* [Your task]:
Render the lines starting at the one containing "194, 106, 206]" and ending at the one containing "97, 848, 99]" as a JSON list of strings, one string per line, with blank lines left out.

* [Dataset]:
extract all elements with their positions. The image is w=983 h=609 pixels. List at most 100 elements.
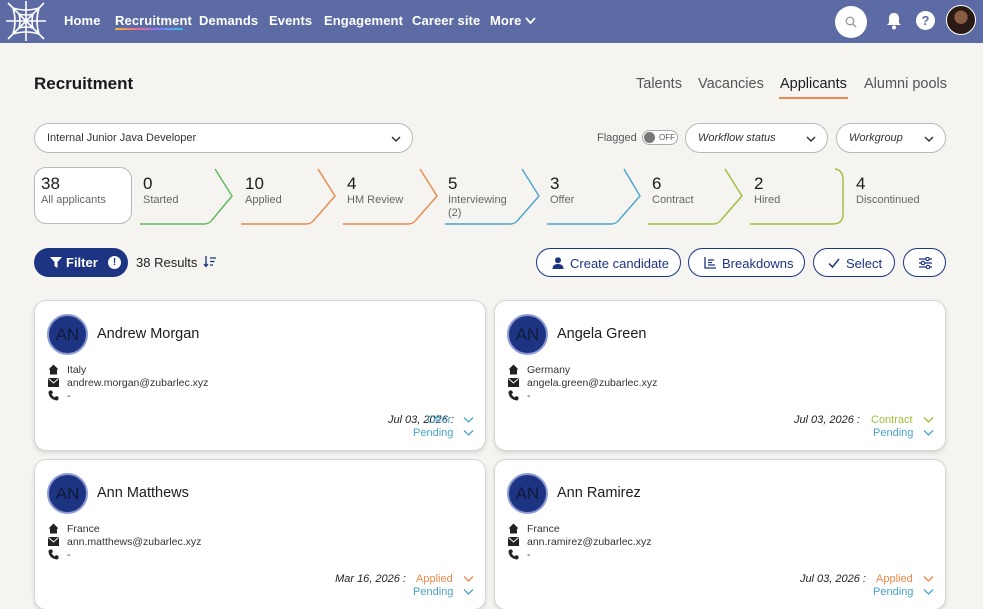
stage-label-all: All applicants	[41, 194, 106, 206]
nav-home[interactable]: Home	[64, 13, 101, 28]
candidate-stage[interactable]: Applied	[876, 573, 913, 585]
candidate-stage[interactable]: Applied	[416, 573, 453, 585]
active-tab-indicator	[779, 97, 848, 99]
chevron-down-icon[interactable]	[524, 14, 537, 27]
candidate-name[interactable]: Angela Green	[557, 326, 647, 342]
candidate-phone: -	[67, 390, 71, 402]
stage-count-all: 38	[41, 174, 60, 193]
tab-alumni-pools[interactable]: Alumni pools	[864, 76, 948, 92]
candidate-status[interactable]: Pending	[873, 427, 914, 439]
search-button[interactable]	[835, 6, 867, 38]
mail-icon	[508, 378, 519, 387]
chevron-down-icon[interactable]	[463, 588, 474, 596]
candidate-status[interactable]: Pending	[873, 586, 914, 598]
candidate-name[interactable]: Ann Matthews	[97, 485, 189, 501]
nav-events[interactable]: Events	[269, 13, 313, 28]
tab-applicants[interactable]: Applicants	[780, 76, 847, 92]
toggle-state: OFF	[659, 133, 675, 142]
tab-talents[interactable]: Talents	[636, 76, 682, 92]
candidate-email[interactable]: angela.green@zubarlec.xyz	[527, 377, 658, 389]
breakdowns-label: Breakdowns	[722, 256, 794, 271]
candidate-email[interactable]: andrew.morgan@zubarlec.xyz	[67, 377, 209, 389]
stage-count-hired: 2	[754, 174, 764, 193]
candidate-phone: -	[67, 549, 71, 561]
candidate-stage[interactable]: Contract	[871, 414, 913, 426]
stage-label-started: Started	[143, 194, 179, 206]
nav-more[interactable]: More	[490, 13, 522, 28]
candidate-card[interactable]: AN Angela Green Germany angela.green@zub…	[494, 300, 946, 451]
candidate-email[interactable]: ann.matthews@zubarlec.xyz	[67, 536, 202, 548]
stage-label-offer: Offer	[550, 194, 575, 206]
nav-engagement[interactable]: Engagement	[324, 13, 404, 28]
home-icon	[508, 523, 519, 534]
chart-icon	[704, 257, 716, 269]
candidate-stage[interactable]: Offer	[427, 414, 452, 426]
candidate-status[interactable]: Pending	[413, 427, 454, 439]
create-candidate-button[interactable]: Create candidate	[536, 248, 681, 277]
create-candidate-label: Create candidate	[570, 256, 670, 271]
sort-icon[interactable]	[203, 255, 217, 268]
tab-vacancies[interactable]: Vacancies	[698, 76, 764, 92]
phone-icon	[508, 549, 519, 560]
nav-career-site[interactable]: Career site	[412, 13, 481, 28]
candidate-card[interactable]: AN Andrew Morgan Italy andrew.morgan@zub…	[34, 300, 486, 451]
stage-all-applicants[interactable]	[34, 167, 132, 224]
check-icon	[828, 258, 840, 269]
candidate-date: Jul 03, 2026 :	[799, 573, 866, 585]
chevron-down-icon[interactable]	[923, 416, 934, 424]
toggle-knob	[644, 132, 655, 143]
person-icon	[552, 257, 564, 269]
chevron-down-icon	[391, 136, 401, 143]
candidate-avatar: AN	[47, 473, 88, 514]
nav-recruitment[interactable]: Recruitment	[115, 13, 192, 28]
candidate-name[interactable]: Andrew Morgan	[97, 326, 200, 342]
flagged-toggle[interactable]: OFF	[642, 130, 678, 145]
candidate-phone: -	[527, 390, 531, 402]
mail-icon	[508, 537, 519, 546]
home-icon	[48, 364, 59, 375]
settings-button[interactable]	[903, 248, 946, 277]
workgroup-placeholder: Workgroup	[849, 132, 903, 144]
mail-icon	[48, 378, 59, 387]
select-button[interactable]: Select	[813, 248, 895, 277]
chevron-down-icon	[806, 136, 816, 143]
bell-icon[interactable]	[884, 11, 904, 31]
chevron-down-icon[interactable]	[923, 429, 934, 437]
chevron-down-icon[interactable]	[463, 416, 474, 424]
chevron-down-icon[interactable]	[463, 429, 474, 437]
candidate-status[interactable]: Pending	[413, 586, 454, 598]
stage-count-discontinued: 4	[856, 174, 866, 193]
spiderweb-logo-icon[interactable]	[4, 0, 48, 42]
stage-label-applied: Applied	[245, 194, 282, 206]
stage-label-hm-review: HM Review	[347, 194, 404, 206]
help-icon[interactable]: ?	[916, 11, 935, 30]
workflow-status-placeholder: Workflow status	[698, 132, 776, 144]
candidate-country: Italy	[67, 364, 87, 376]
chevron-down-icon[interactable]	[923, 588, 934, 596]
candidate-phone: -	[527, 549, 531, 561]
search-icon	[845, 16, 857, 28]
stage-count-offer: 3	[550, 174, 560, 193]
stage-count-contract: 6	[652, 174, 662, 193]
page-title: Recruitment	[34, 74, 134, 93]
candidate-card[interactable]: AN Ann Matthews France ann.matthews@zuba…	[34, 459, 486, 609]
workflow-status-select[interactable]: Workflow status	[685, 123, 828, 153]
nav-demands[interactable]: Demands	[199, 13, 259, 28]
candidate-name[interactable]: Ann Ramirez	[557, 485, 641, 501]
candidate-email[interactable]: ann.ramirez@zubarlec.xyz	[527, 536, 652, 548]
stage-count-applied: 10	[245, 174, 264, 193]
stage-label-interviewing: Interviewing	[448, 194, 507, 206]
breakdowns-button[interactable]: Breakdowns	[688, 248, 805, 277]
candidate-card[interactable]: AN Ann Ramirez France ann.ramirez@zubarl…	[494, 459, 946, 609]
vacancy-select[interactable]: Internal Junior Java Developer	[34, 123, 413, 153]
chevron-down-icon[interactable]	[463, 575, 474, 583]
candidate-avatar: AN	[507, 314, 548, 355]
filter-label: Filter	[66, 255, 98, 270]
filter-button[interactable]: Filter !	[34, 248, 128, 277]
vacancy-select-value: Internal Junior Java Developer	[47, 132, 197, 144]
chevron-down-icon[interactable]	[923, 575, 934, 583]
user-avatar[interactable]	[946, 5, 976, 35]
workgroup-select[interactable]: Workgroup	[836, 123, 946, 153]
stage-label-contract: Contract	[652, 194, 694, 206]
candidate-date: Jul 03, 2026 :	[387, 414, 454, 426]
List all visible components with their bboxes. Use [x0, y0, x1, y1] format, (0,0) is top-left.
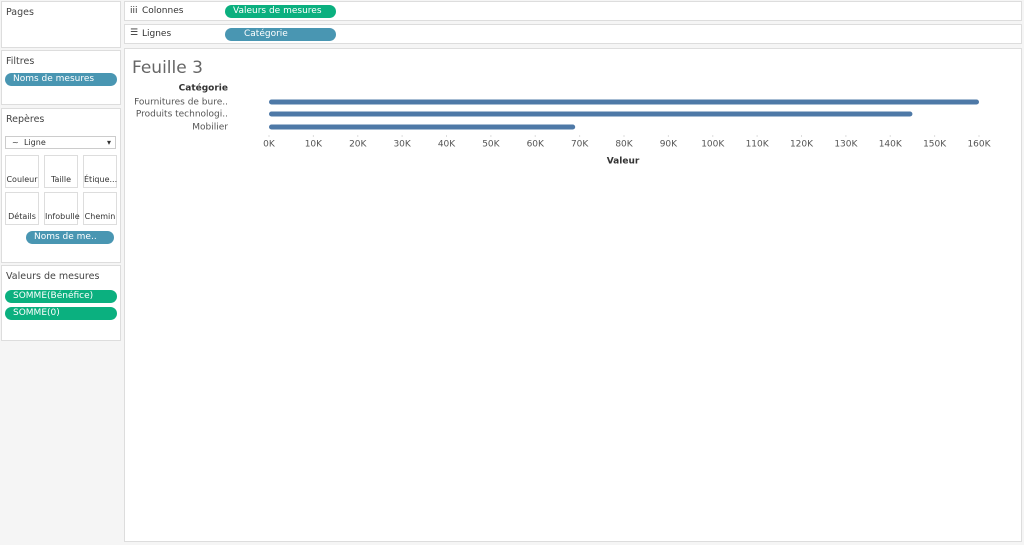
mark-button[interactable]: Infobulle: [44, 192, 80, 225]
x-tick-label: 130K: [834, 140, 858, 150]
mark-type-dropdown[interactable]: Ligne ~ ▾: [5, 136, 116, 149]
x-tick-label: 150K: [923, 140, 947, 150]
shelf-pill[interactable]: Valeurs de mesures: [225, 5, 336, 18]
mark-button[interactable]: Détails: [5, 192, 39, 225]
y-axis-title: Catégorie: [179, 83, 228, 94]
shelf-pill[interactable]: Catégorie: [225, 28, 336, 41]
y-tick-label: Fournitures de bure..: [134, 98, 228, 108]
x-tick-label: 0K: [263, 140, 276, 150]
pages-panel: Pages: [1, 1, 121, 48]
x-tick-label: 60K: [527, 140, 545, 150]
x-axis-title: Valeur: [607, 157, 640, 167]
x-tick-label: 30K: [393, 140, 411, 150]
measure-pill[interactable]: SOMME(0): [5, 307, 117, 320]
measure-values-panel: Valeurs de mesures SOMME(Bénéfice) SOMME…: [1, 265, 121, 341]
x-tick-label: 70K: [571, 140, 589, 150]
x-tick-label: 90K: [660, 140, 678, 150]
panel-title: Filtres: [6, 56, 35, 67]
button-label: Infobulle: [45, 212, 80, 221]
button-label: Taille: [50, 175, 72, 184]
rows-shelf: ☰ Lignes Catégorie: [124, 24, 1022, 44]
x-tick-label: 80K: [615, 140, 633, 150]
x-tick-label: 140K: [879, 140, 903, 150]
button-label: Étique...: [84, 175, 118, 184]
bar: [269, 99, 979, 105]
x-tick-label: 120K: [790, 140, 814, 150]
x-tick-label: 20K: [349, 140, 367, 150]
y-tick-label: Produits technologi..: [136, 110, 228, 120]
mark-button[interactable]: Taille: [44, 155, 78, 188]
columns-shelf: iii Colonnes Valeurs de mesures: [124, 1, 1022, 21]
bar: [269, 111, 913, 117]
button-label: Détails: [8, 212, 36, 221]
x-tick-label: 50K: [482, 140, 500, 150]
y-tick-label: Mobilier: [192, 123, 228, 133]
mark-button[interactable]: Étique...: [83, 155, 117, 188]
filters-panel: Filtres Noms de mesures: [1, 50, 121, 105]
x-tick-label: 10K: [305, 140, 323, 150]
x-tick-label: 40K: [438, 140, 456, 150]
panel-title: Pages: [6, 7, 34, 18]
filter-pill[interactable]: Noms de mesures: [5, 73, 117, 86]
button-label: Couleur: [6, 175, 38, 184]
button-label: Chemin: [84, 212, 116, 221]
shelf-label: Lignes: [142, 29, 172, 39]
mark-button[interactable]: Couleur: [5, 155, 39, 188]
measure-pill[interactable]: SOMME(Bénéfice): [5, 290, 117, 303]
mark-button[interactable]: Chemin: [83, 192, 117, 225]
panel-title: Valeurs de mesures: [6, 271, 100, 282]
shelf-label: Colonnes: [142, 6, 184, 16]
panel-title: Repères: [6, 114, 45, 125]
marks-panel: Repères Ligne ~ ▾ Couleur Taille Étique...…: [1, 108, 121, 263]
marks-pill[interactable]: Noms de me..: [26, 231, 114, 244]
bar: [269, 124, 576, 130]
mark-type: Ligne: [24, 138, 46, 147]
chart: Feuille 3 Catégorie Valeur 0K 10K 20K 30K 40…: [124, 48, 1022, 542]
x-tick-label: 110K: [746, 140, 770, 150]
x-tick-label: 160K: [967, 140, 991, 150]
chart-title: Feuille 3: [132, 58, 203, 78]
x-tick-label: 100K: [701, 140, 725, 150]
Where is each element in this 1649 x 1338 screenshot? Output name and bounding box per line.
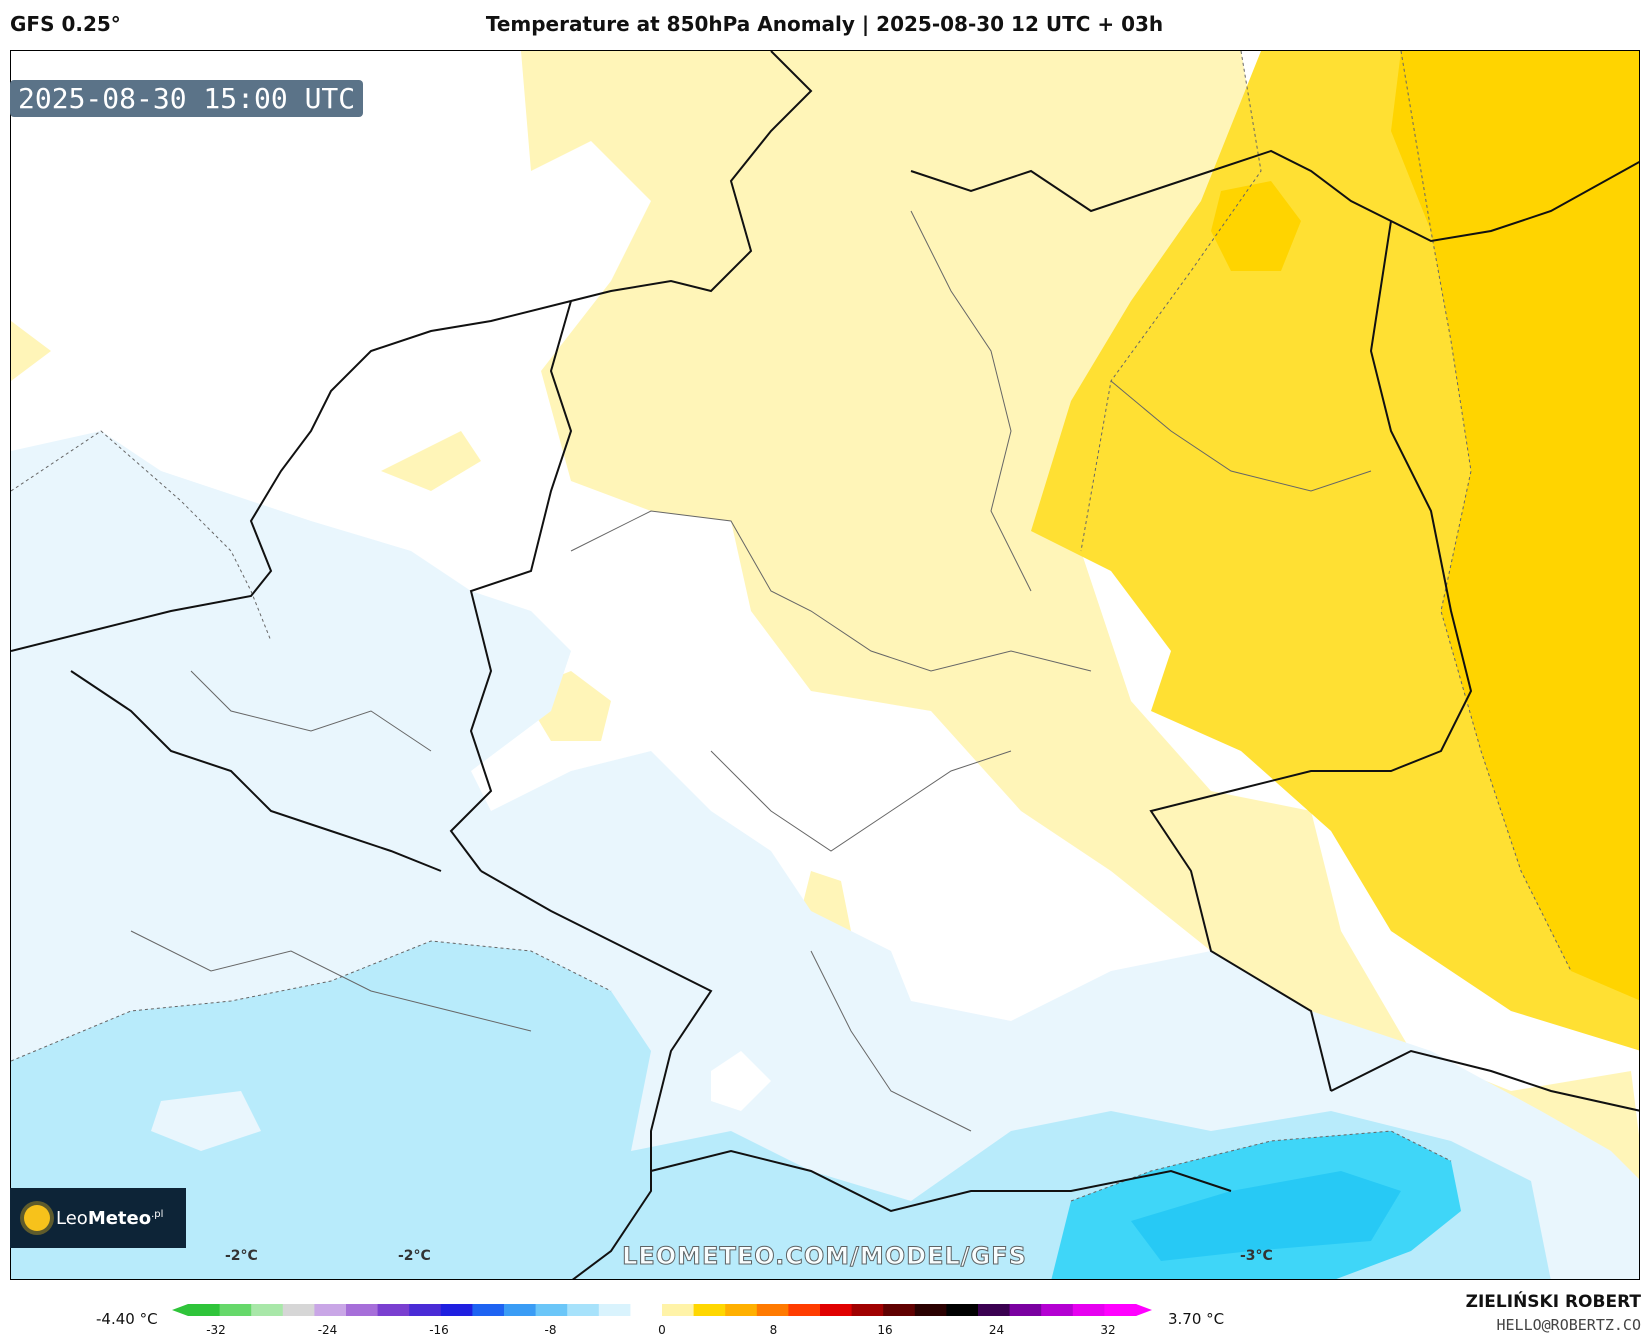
contour-label: -2°C	[398, 1248, 431, 1264]
watermark: LEOMETEO.COM/MODEL/GFS	[622, 1242, 1027, 1271]
colorbar-segment	[725, 1304, 758, 1316]
warm-anomaly-fields	[11, 51, 1639, 1279]
colorbar-tick-label: 16	[877, 1323, 893, 1337]
colorbar-segment	[188, 1304, 221, 1316]
colorbar	[172, 1304, 1152, 1316]
colorbar-tick-label: 32	[1100, 1323, 1116, 1337]
chart-title: Temperature at 850hPa Anomaly | 2025-08-…	[485, 12, 1164, 36]
colorbar-segment	[883, 1304, 916, 1316]
warm-field-strong-spot	[1211, 181, 1301, 271]
colorbar-segment	[1009, 1304, 1042, 1316]
border	[650, 1149, 1232, 1213]
colorbar-tick-label: 24	[988, 1323, 1005, 1337]
colorbar-tick-label: 0	[658, 1323, 666, 1337]
colorbar-segment	[914, 1304, 947, 1316]
country-borders	[11, 51, 1639, 1279]
region-line	[130, 930, 532, 1032]
contour-line	[11, 430, 272, 642]
logo-wordmark: LeoMeteo.pl	[56, 1207, 164, 1229]
colorbar-tick-label: 8	[769, 1323, 778, 1337]
colorbar-segment	[756, 1304, 789, 1316]
model-label: GFS 0.25°	[10, 12, 121, 36]
cool-anomaly-fields	[11, 431, 1639, 1279]
region-line	[1110, 380, 1372, 492]
warm-field-light-nl	[381, 431, 481, 491]
colorbar-segment	[377, 1304, 410, 1316]
colorbar-segment	[1104, 1304, 1137, 1316]
colorbar-segment	[662, 1304, 695, 1316]
border	[449, 300, 573, 872]
colorbar-segment	[630, 1304, 663, 1316]
colorbar-segment	[346, 1304, 379, 1316]
colorbar-max-label: 3.70 °C	[1168, 1310, 1225, 1328]
colorbar-segment	[693, 1304, 726, 1316]
author-name: ZIELIŃSKI ROBERT	[1465, 1292, 1641, 1312]
colorbar-segment	[535, 1304, 568, 1316]
region-line	[710, 750, 1012, 852]
colorbar-tick-label: -8	[544, 1323, 557, 1337]
region-borders	[130, 210, 1372, 1132]
region-line	[910, 210, 1032, 592]
map-panel	[10, 50, 1640, 1280]
colorbar-min-label: -4.40 °C	[96, 1310, 158, 1328]
colorbar-segment	[504, 1304, 537, 1316]
cool-spot-white	[711, 1051, 771, 1111]
border	[1149, 220, 1473, 1092]
author-email: HELLO@ROBERTZ.CO	[1496, 1316, 1642, 1334]
colorbar-segment	[946, 1304, 979, 1316]
colorbar-segment	[472, 1304, 505, 1316]
colorbar-segment	[820, 1304, 853, 1316]
contour-label: -2°C	[225, 1248, 258, 1264]
colorbar-segment	[1072, 1304, 1105, 1316]
colorbar-segment	[978, 1304, 1011, 1316]
colorbar-segment	[409, 1304, 442, 1316]
colorbar-segment	[598, 1304, 631, 1316]
leometeo-logo: LeoMeteo.pl	[10, 1188, 186, 1248]
cool-spot-light	[151, 1091, 261, 1151]
colorbar-segment	[567, 1304, 600, 1316]
border	[70, 670, 442, 872]
border	[1330, 1049, 1639, 1112]
map-canvas	[11, 51, 1639, 1279]
region-line	[190, 670, 432, 752]
region-line	[810, 950, 972, 1132]
colorbar-segment	[219, 1304, 252, 1316]
colorbar-min-arrow	[172, 1304, 188, 1316]
warm-field-strong	[1391, 51, 1639, 1001]
colorbar-tick-label: -24	[317, 1323, 338, 1337]
colorbar-tick-label: -16	[429, 1323, 449, 1337]
colorbar-segment	[851, 1304, 884, 1316]
colorbar-max-arrow	[1136, 1304, 1152, 1316]
colorbar-segment	[251, 1304, 284, 1316]
contour-line	[11, 940, 612, 1062]
colorbar-segment	[1041, 1304, 1074, 1316]
border	[480, 870, 713, 1279]
sun-icon	[24, 1205, 50, 1231]
coastline	[11, 51, 813, 652]
warm-field-light-w	[11, 321, 51, 381]
colorbar-tick-label: -32	[206, 1323, 226, 1337]
contour-label: -3°C	[1240, 1248, 1273, 1264]
region-line	[570, 510, 1092, 672]
cool-field-strong-inner	[1131, 1171, 1401, 1261]
coastline-baltic	[910, 149, 1639, 243]
colorbar-segment	[282, 1304, 315, 1316]
colorbar-segment	[788, 1304, 821, 1316]
colorbar-segment	[314, 1304, 347, 1316]
warm-field-light	[521, 51, 1639, 1279]
colorbar-segment	[440, 1304, 473, 1316]
valid-time-badge: 2025-08-30 15:00 UTC	[10, 80, 364, 117]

* [Written answer]:
[
  "stage-label-all: All applicants\t[41, 194, 106, 206]",
  "nav-home[interactable]: Home\t[64, 13, 101, 28]",
  "candidate-stage[interactable]: Applied\t[876, 573, 913, 585]",
  "candidate-stage[interactable]: Applied\t[416, 573, 453, 585]",
  "active-tab-indicator\t[779, 97, 848, 99]"
]